OBJECTIVE: How many lines hold the string "дорожного"? Give only the number.

Stored records:
++++++++++

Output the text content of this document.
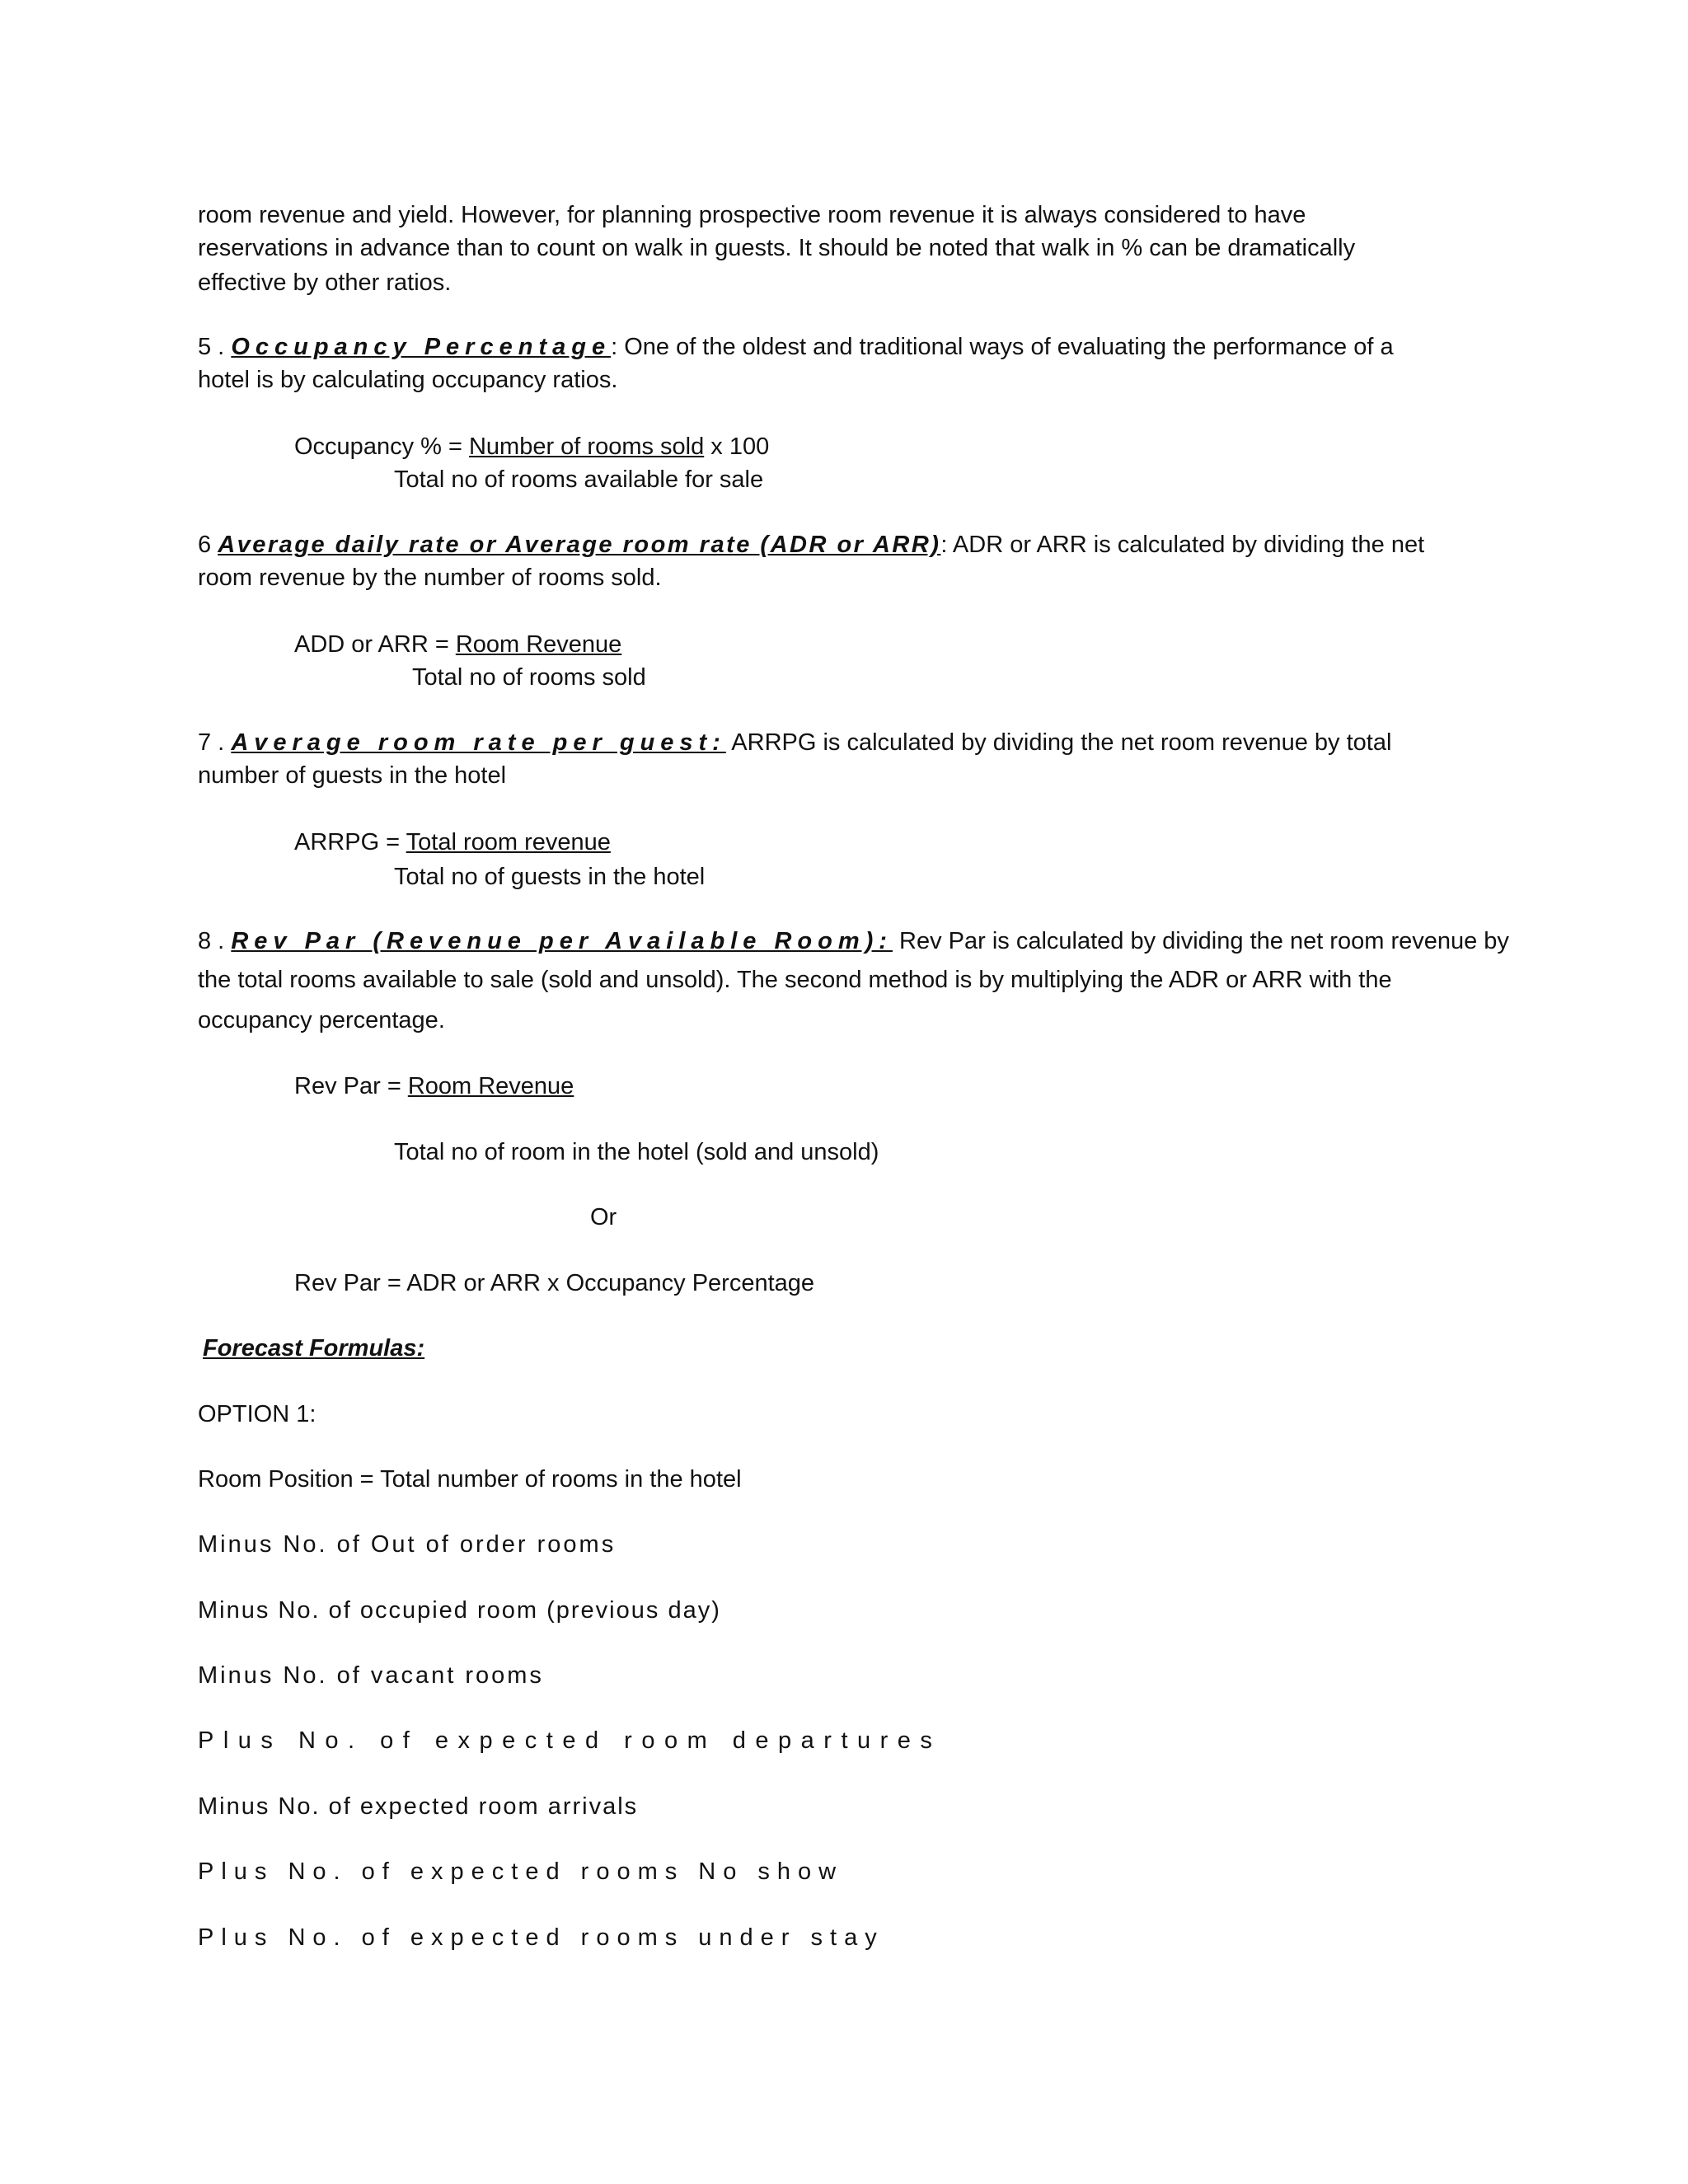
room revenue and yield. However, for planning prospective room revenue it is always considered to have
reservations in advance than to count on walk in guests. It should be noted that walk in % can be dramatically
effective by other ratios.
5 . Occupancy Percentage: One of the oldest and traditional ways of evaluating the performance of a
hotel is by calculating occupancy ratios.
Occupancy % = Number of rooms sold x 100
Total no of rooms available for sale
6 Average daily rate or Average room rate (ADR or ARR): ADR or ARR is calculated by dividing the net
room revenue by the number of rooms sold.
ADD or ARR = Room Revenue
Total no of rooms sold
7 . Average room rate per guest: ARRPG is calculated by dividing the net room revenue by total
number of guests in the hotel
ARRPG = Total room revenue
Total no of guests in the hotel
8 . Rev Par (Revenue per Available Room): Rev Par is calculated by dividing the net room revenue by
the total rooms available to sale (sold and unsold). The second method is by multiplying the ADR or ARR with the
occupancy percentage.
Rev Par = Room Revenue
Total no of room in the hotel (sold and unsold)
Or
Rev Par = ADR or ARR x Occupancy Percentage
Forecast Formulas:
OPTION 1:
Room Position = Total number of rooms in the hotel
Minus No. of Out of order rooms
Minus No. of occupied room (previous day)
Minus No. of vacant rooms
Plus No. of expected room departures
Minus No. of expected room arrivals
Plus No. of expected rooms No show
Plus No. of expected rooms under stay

++++++++++

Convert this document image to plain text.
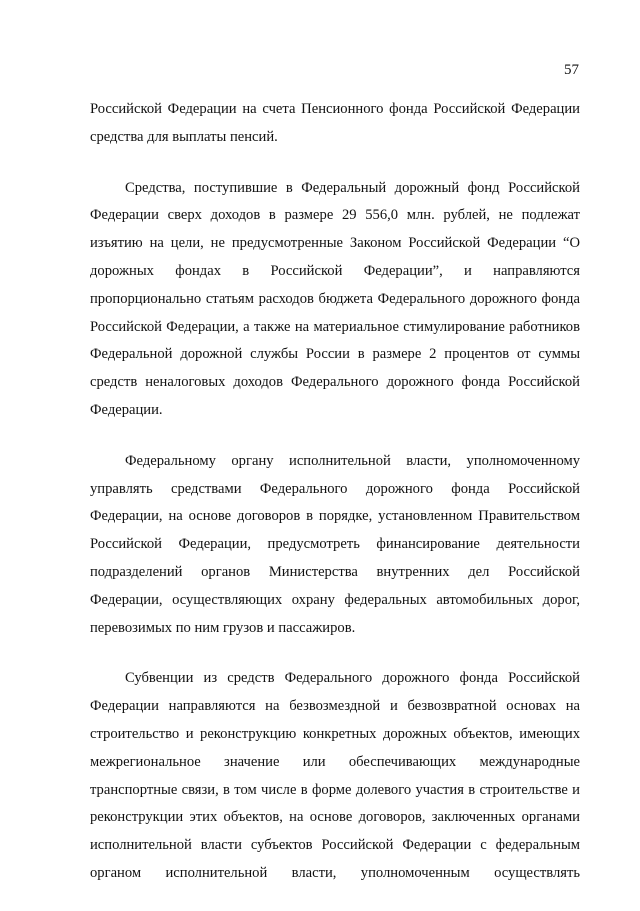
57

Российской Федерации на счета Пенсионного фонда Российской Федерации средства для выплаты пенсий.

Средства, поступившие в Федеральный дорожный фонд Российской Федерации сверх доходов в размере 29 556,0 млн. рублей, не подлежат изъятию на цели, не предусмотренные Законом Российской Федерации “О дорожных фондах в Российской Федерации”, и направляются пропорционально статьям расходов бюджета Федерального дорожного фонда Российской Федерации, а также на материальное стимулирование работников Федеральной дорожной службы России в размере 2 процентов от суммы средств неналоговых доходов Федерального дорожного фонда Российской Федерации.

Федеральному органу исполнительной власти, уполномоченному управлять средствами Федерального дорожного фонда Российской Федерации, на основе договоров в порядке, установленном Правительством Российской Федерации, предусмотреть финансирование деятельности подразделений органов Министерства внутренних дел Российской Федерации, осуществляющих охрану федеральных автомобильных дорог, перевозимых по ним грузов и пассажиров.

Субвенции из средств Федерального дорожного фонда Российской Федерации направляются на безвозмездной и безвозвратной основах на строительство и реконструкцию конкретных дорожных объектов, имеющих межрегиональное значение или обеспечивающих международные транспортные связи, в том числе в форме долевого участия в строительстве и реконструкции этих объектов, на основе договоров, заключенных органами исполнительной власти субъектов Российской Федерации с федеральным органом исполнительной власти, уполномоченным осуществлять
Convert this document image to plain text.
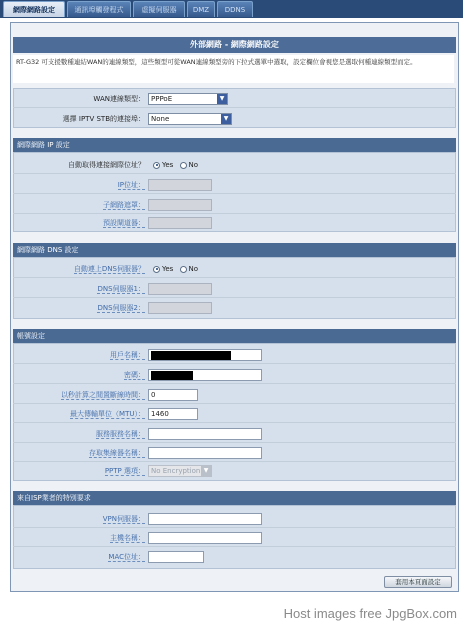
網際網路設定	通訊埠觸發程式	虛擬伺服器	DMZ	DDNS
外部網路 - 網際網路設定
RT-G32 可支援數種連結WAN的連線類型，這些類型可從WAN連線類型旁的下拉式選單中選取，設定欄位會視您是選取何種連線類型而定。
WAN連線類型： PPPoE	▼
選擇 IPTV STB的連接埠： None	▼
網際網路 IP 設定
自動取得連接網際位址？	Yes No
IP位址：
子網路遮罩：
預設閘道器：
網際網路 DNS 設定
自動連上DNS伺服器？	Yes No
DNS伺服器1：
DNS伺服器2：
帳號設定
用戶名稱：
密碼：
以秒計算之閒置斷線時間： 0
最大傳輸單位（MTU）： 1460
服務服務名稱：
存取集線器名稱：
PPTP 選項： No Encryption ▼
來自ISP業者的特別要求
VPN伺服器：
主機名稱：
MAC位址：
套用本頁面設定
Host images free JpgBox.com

++++++++++

EXERCISE OUTPUT: 3